# Directive
Copy out the lines that have "Convert" in them.

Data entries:
'''

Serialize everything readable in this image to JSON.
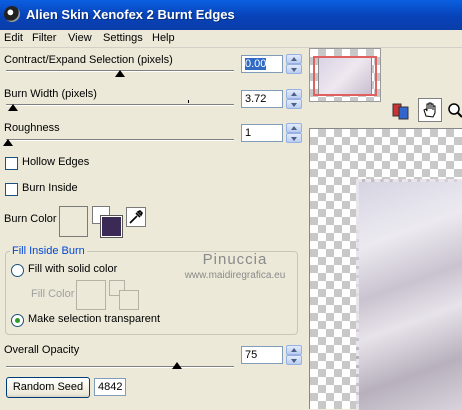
{
  "window": {
    "title": "Alien Skin Xenofex 2 Burnt Edges"
  },
  "menu": [
    "Edit",
    "Filter",
    "View",
    "Settings",
    "Help"
  ],
  "controls": {
    "contract": {
      "label": "Contract/Expand Selection (pixels)",
      "value": "0.00"
    },
    "burn_width": {
      "label": "Burn Width (pixels)",
      "value": "3.72"
    },
    "roughness": {
      "label": "Roughness",
      "value": "1"
    },
    "hollow_edges": {
      "label": "Hollow Edges",
      "checked": false
    },
    "burn_inside": {
      "label": "Burn Inside",
      "checked": false
    },
    "burn_color": {
      "label": "Burn Color",
      "swatch_color": "#ece9d8",
      "stacked_color": "#3a2a55"
    },
    "fill_group": {
      "legend": "Fill Inside Burn",
      "option_solid": "Fill with solid color",
      "fill_color_label": "Fill Color",
      "option_transparent": "Make selection transparent",
      "selected": "transparent"
    },
    "opacity": {
      "label": "Overall Opacity",
      "value": "75"
    },
    "random_seed": {
      "button_label": "Random Seed",
      "value": "4842"
    }
  },
  "watermark": {
    "name": "Pinuccia",
    "site": "www.maidiregrafica.eu"
  },
  "toolbar_icons": [
    "compare-icon",
    "hand-icon",
    "zoom-icon"
  ]
}
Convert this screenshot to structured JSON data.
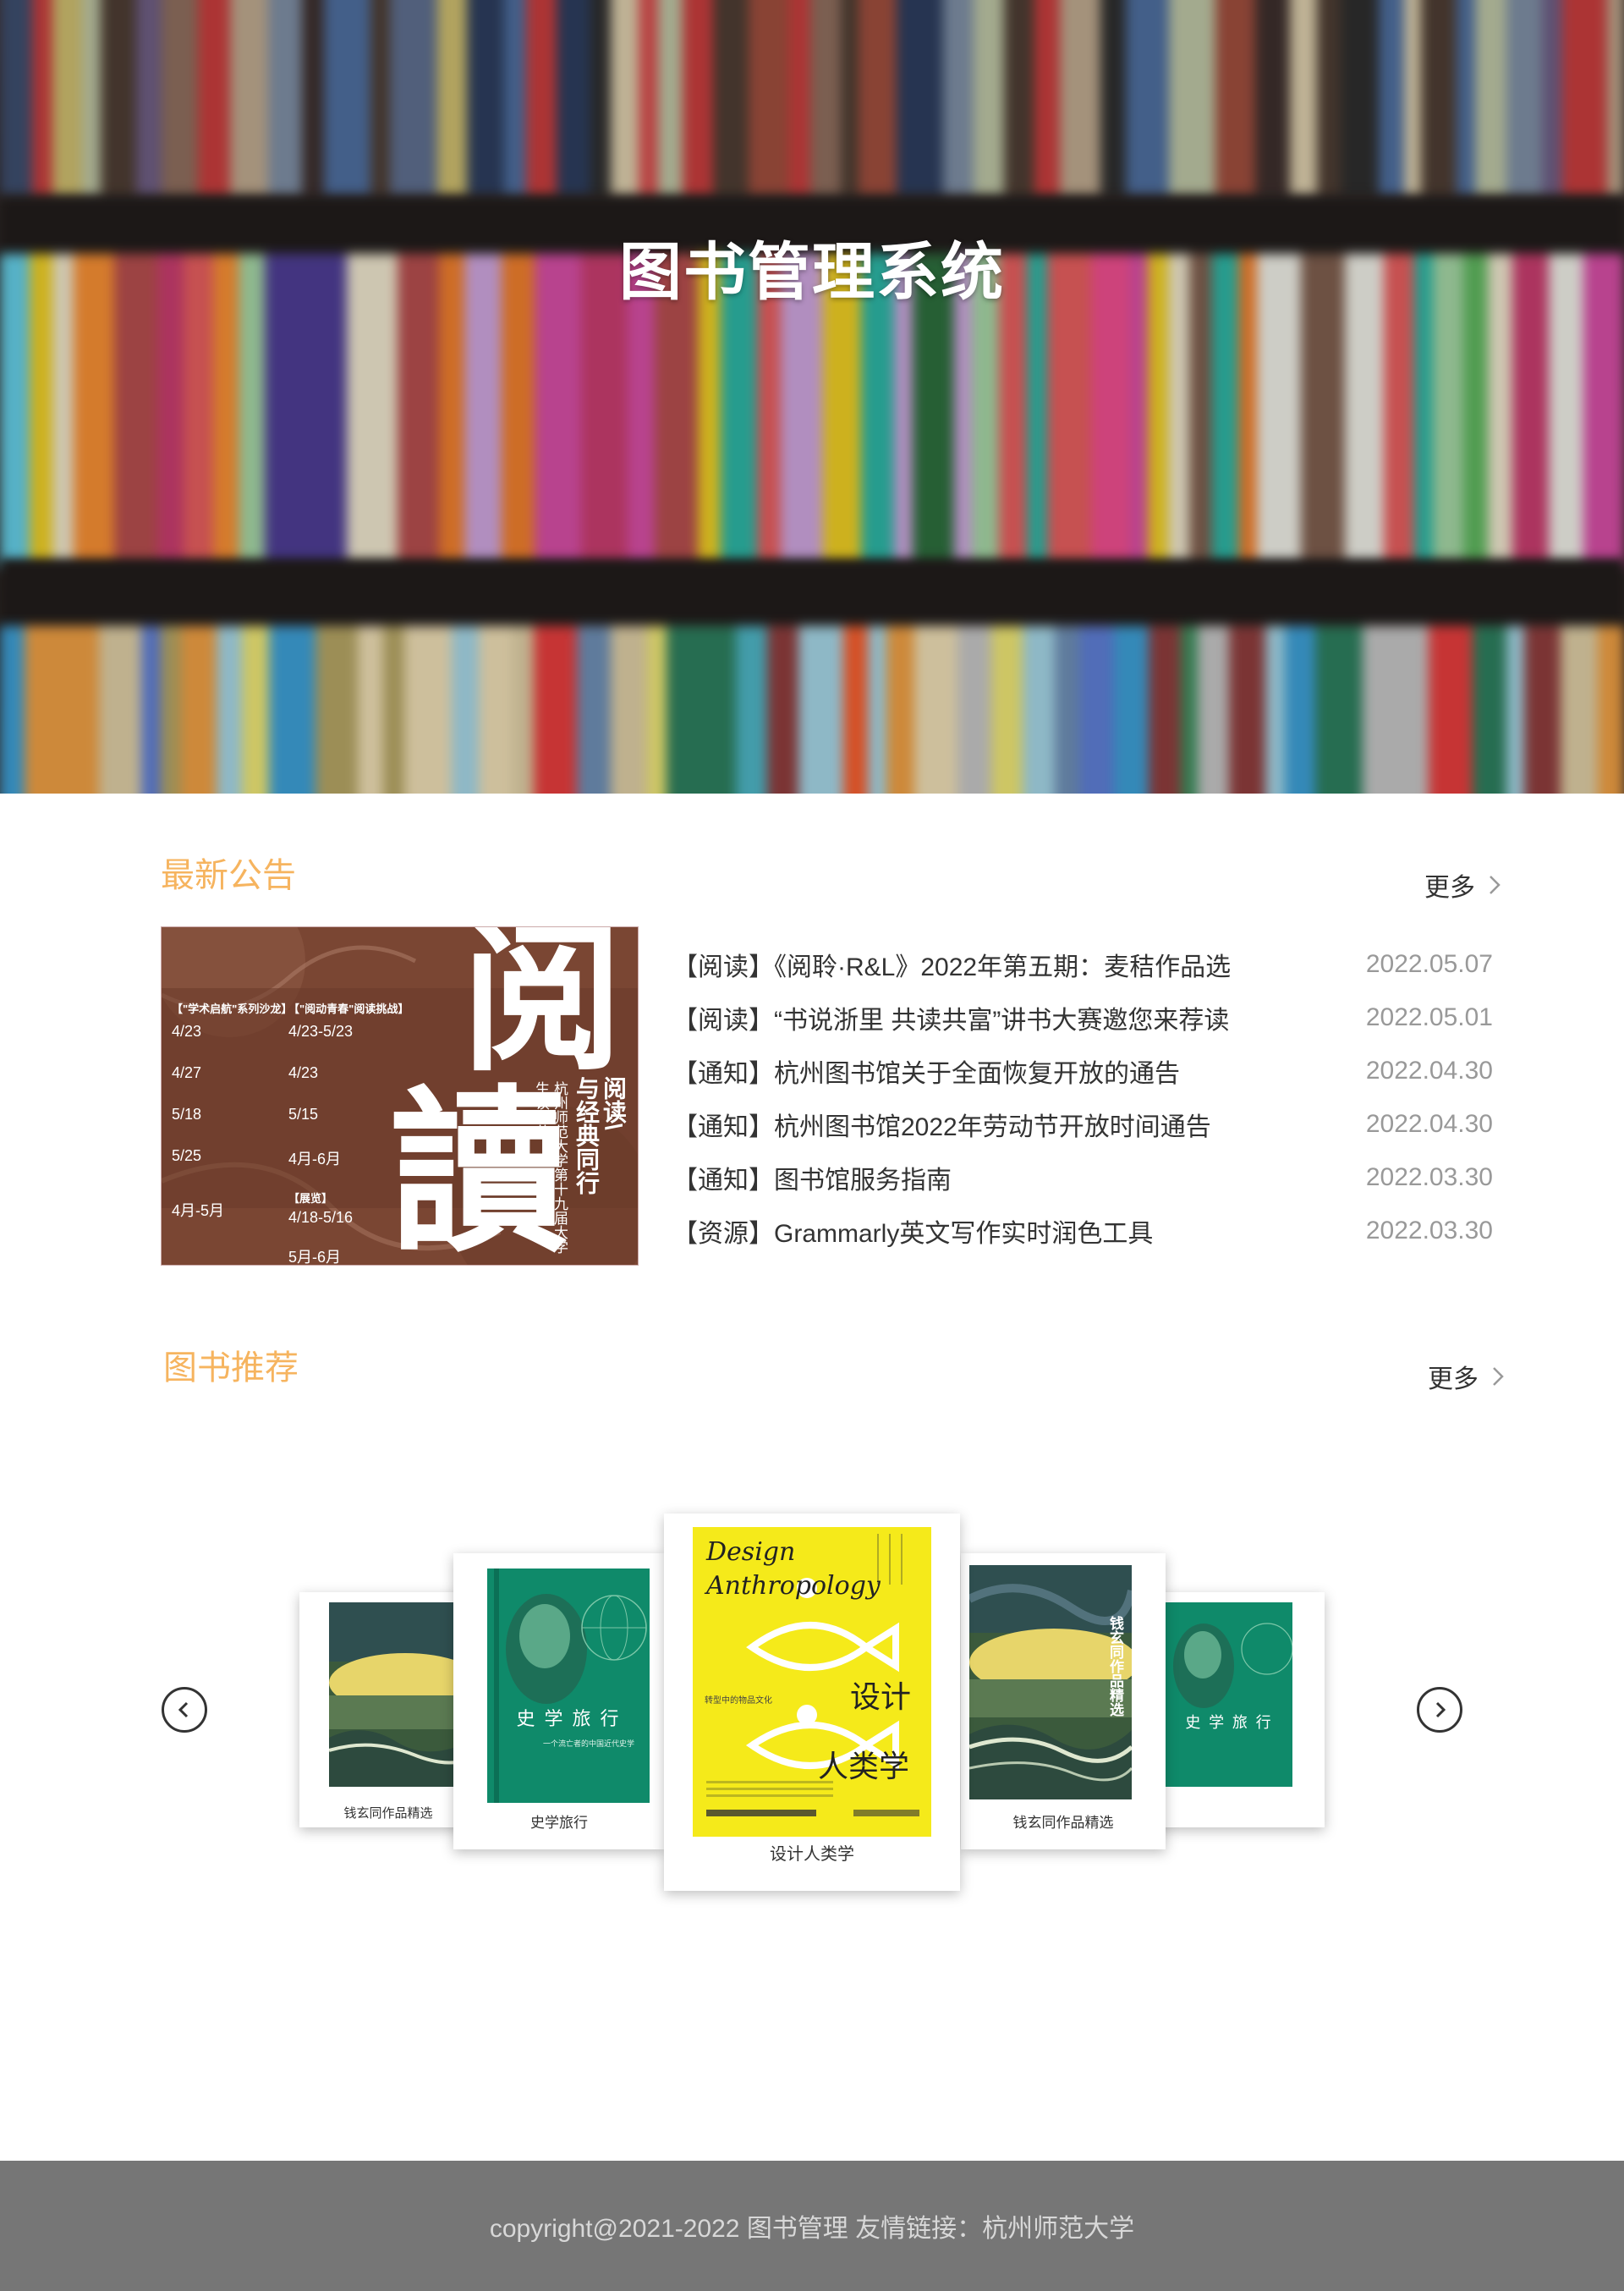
{
  "hero": {
    "title": "图书管理系统"
  },
  "notice": {
    "title": "最新公告",
    "more_label": "更多",
    "poster": {
      "big_chars": [
        "阅",
        "讀"
      ],
      "vertical_lines": [
        "阅读\\",
        "与经典同行",
        "杭州师范大学第十九届大学",
        "生读书节"
      ],
      "col1_header": "【\"学术启航\"系列沙龙】",
      "col1_items": [
        "4/23",
        "4/27",
        "5/18",
        "5/25",
        "4月-5月"
      ],
      "col2_header": "【\"阅动青春\"阅读挑战】",
      "col2_items": [
        "4/23-5/23",
        "4/23",
        "5/15",
        "4月-6月"
      ],
      "col2_sub_header": "【展览】",
      "col2_sub_items": [
        "4/18-5/16",
        "5月-6月"
      ]
    },
    "items": [
      {
        "text": "【阅读】《阅聆·R&L》2022年第五期：麦秸作品选",
        "date": "2022.05.07"
      },
      {
        "text": "【阅读】“书说浙里 共读共富”讲书大赛邀您来荐读",
        "date": "2022.05.01"
      },
      {
        "text": "【通知】杭州图书馆关于全面恢复开放的通告",
        "date": "2022.04.30"
      },
      {
        "text": "【通知】杭州图书馆2022年劳动节开放时间通告",
        "date": "2022.04.30"
      },
      {
        "text": "【通知】图书馆服务指南",
        "date": "2022.03.30"
      },
      {
        "text": "【资源】Grammarly英文写作实时润色工具",
        "date": "2022.03.30"
      }
    ]
  },
  "books": {
    "title": "图书推荐",
    "more_label": "更多",
    "cards": [
      {
        "caption": "钱玄同作品精选",
        "cover_title": "钱玄同作品精选"
      },
      {
        "caption": "史学旅行",
        "cover_title": "史 学 旅 行",
        "cover_sub": "一个流亡者的中国近代史学"
      },
      {
        "caption": "设计人类学",
        "cover_title_en_1": "Design",
        "cover_title_en_2": "Anthropology",
        "cover_title_cn_1": "设计",
        "cover_title_cn_2": "人类学",
        "cover_sub": "转型中的物品文化"
      },
      {
        "caption": "钱玄同作品精选",
        "cover_title": "钱玄同作品精选"
      },
      {
        "caption": "",
        "cover_title": "史 学 旅 行"
      }
    ]
  },
  "footer": {
    "text": "copyright@2021-2022 图书管理  友情链接：杭州师范大学"
  },
  "colors": {
    "accent": "#f6b45f",
    "footer_bg": "#767676",
    "book_green": "#0f8a6a",
    "book_yellow": "#f5ea1a"
  }
}
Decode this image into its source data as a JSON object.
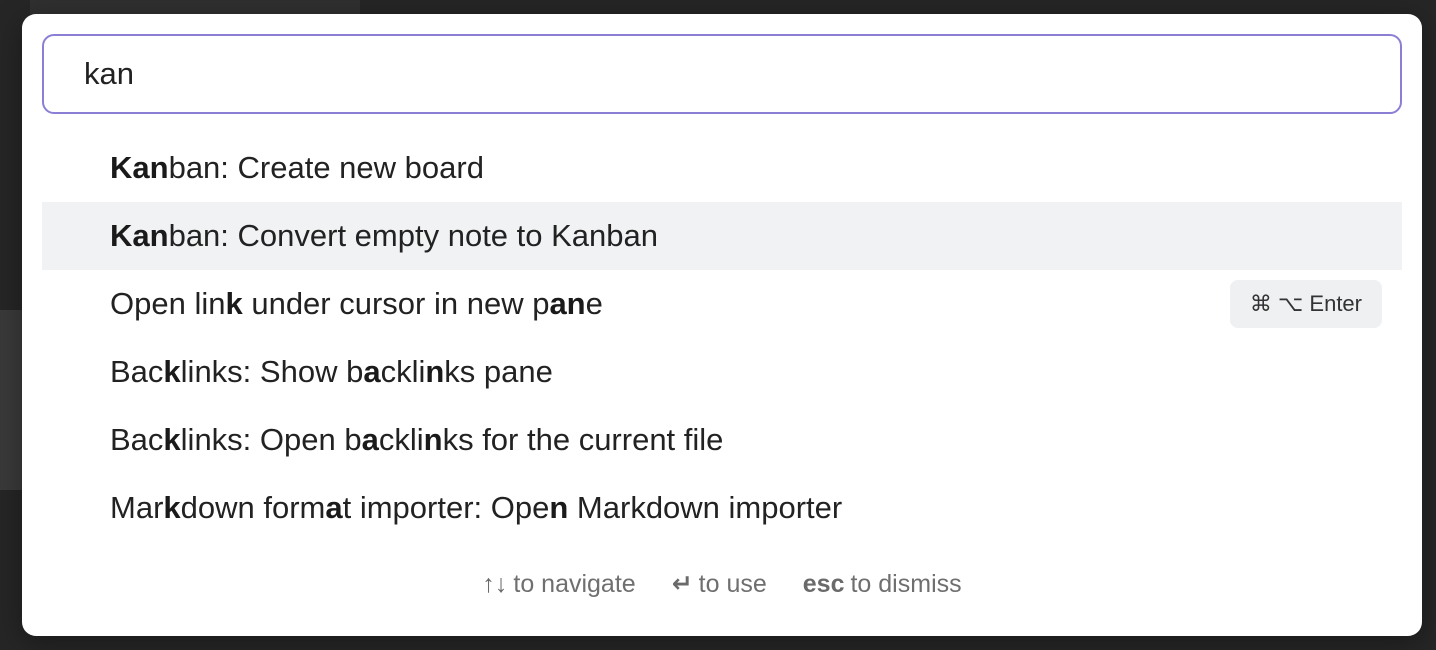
{
  "palette": {
    "query": "kan",
    "suggestions": [
      {
        "parts": [
          {
            "text": "Kan",
            "bold": true
          },
          {
            "text": "ban: Create new board",
            "bold": false
          }
        ],
        "selected": false,
        "hotkey": null
      },
      {
        "parts": [
          {
            "text": "Kan",
            "bold": true
          },
          {
            "text": "ban: Convert empty note to Kanban",
            "bold": false
          }
        ],
        "selected": true,
        "hotkey": null
      },
      {
        "parts": [
          {
            "text": "Open lin",
            "bold": false
          },
          {
            "text": "k",
            "bold": true
          },
          {
            "text": " under cursor in new p",
            "bold": false
          },
          {
            "text": "an",
            "bold": true
          },
          {
            "text": "e",
            "bold": false
          }
        ],
        "selected": false,
        "hotkey": "⌘ ⌥ Enter"
      },
      {
        "parts": [
          {
            "text": "Bac",
            "bold": false
          },
          {
            "text": "k",
            "bold": true
          },
          {
            "text": "links: Show b",
            "bold": false
          },
          {
            "text": "a",
            "bold": true
          },
          {
            "text": "ckli",
            "bold": false
          },
          {
            "text": "n",
            "bold": true
          },
          {
            "text": "ks pane",
            "bold": false
          }
        ],
        "selected": false,
        "hotkey": null
      },
      {
        "parts": [
          {
            "text": "Bac",
            "bold": false
          },
          {
            "text": "k",
            "bold": true
          },
          {
            "text": "links: Open b",
            "bold": false
          },
          {
            "text": "a",
            "bold": true
          },
          {
            "text": "ckli",
            "bold": false
          },
          {
            "text": "n",
            "bold": true
          },
          {
            "text": "ks for the current file",
            "bold": false
          }
        ],
        "selected": false,
        "hotkey": null
      },
      {
        "parts": [
          {
            "text": "Mar",
            "bold": false
          },
          {
            "text": "k",
            "bold": true
          },
          {
            "text": "down form",
            "bold": false
          },
          {
            "text": "a",
            "bold": true
          },
          {
            "text": "t importer: Ope",
            "bold": false
          },
          {
            "text": "n",
            "bold": true
          },
          {
            "text": " Markdown importer",
            "bold": false
          }
        ],
        "selected": false,
        "hotkey": null
      }
    ],
    "instructions": [
      {
        "command": "↑↓",
        "purpose": "to navigate"
      },
      {
        "command": "↵",
        "purpose": "to use"
      },
      {
        "command": "esc",
        "purpose": "to dismiss"
      }
    ]
  },
  "colors": {
    "accent_border": "#8a7fd4",
    "selected_row": "#f1f2f4",
    "backdrop": "#2a2a2a"
  }
}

'''

# Full output
Convert this screenshot to structured JSON data.
            "text": "ban: Convert empty note to Kanban",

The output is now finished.